Problem to solve: Using the records below, locate all lines containing "CODE" and return them.

Supplied entries:

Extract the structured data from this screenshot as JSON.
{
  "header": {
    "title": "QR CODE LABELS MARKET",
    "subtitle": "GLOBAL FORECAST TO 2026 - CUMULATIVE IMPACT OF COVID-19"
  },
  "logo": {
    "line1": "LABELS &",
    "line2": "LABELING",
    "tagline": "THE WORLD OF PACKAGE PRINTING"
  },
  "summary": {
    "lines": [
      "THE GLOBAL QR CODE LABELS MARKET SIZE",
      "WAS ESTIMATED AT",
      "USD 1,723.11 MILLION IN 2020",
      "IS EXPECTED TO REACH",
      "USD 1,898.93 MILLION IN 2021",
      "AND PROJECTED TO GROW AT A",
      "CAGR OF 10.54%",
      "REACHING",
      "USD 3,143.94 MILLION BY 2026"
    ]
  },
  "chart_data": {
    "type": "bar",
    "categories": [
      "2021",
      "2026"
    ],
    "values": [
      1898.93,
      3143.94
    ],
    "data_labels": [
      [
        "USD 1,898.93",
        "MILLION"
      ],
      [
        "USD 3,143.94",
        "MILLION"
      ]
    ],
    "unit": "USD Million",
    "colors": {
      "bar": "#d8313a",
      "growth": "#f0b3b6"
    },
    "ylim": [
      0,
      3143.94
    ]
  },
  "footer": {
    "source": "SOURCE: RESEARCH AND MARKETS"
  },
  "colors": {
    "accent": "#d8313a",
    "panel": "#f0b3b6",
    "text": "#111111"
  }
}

Completed task:
    "title": "QR CODE LABELS MARKET",
      "THE GLOBAL QR CODE LABELS MARKET SIZE",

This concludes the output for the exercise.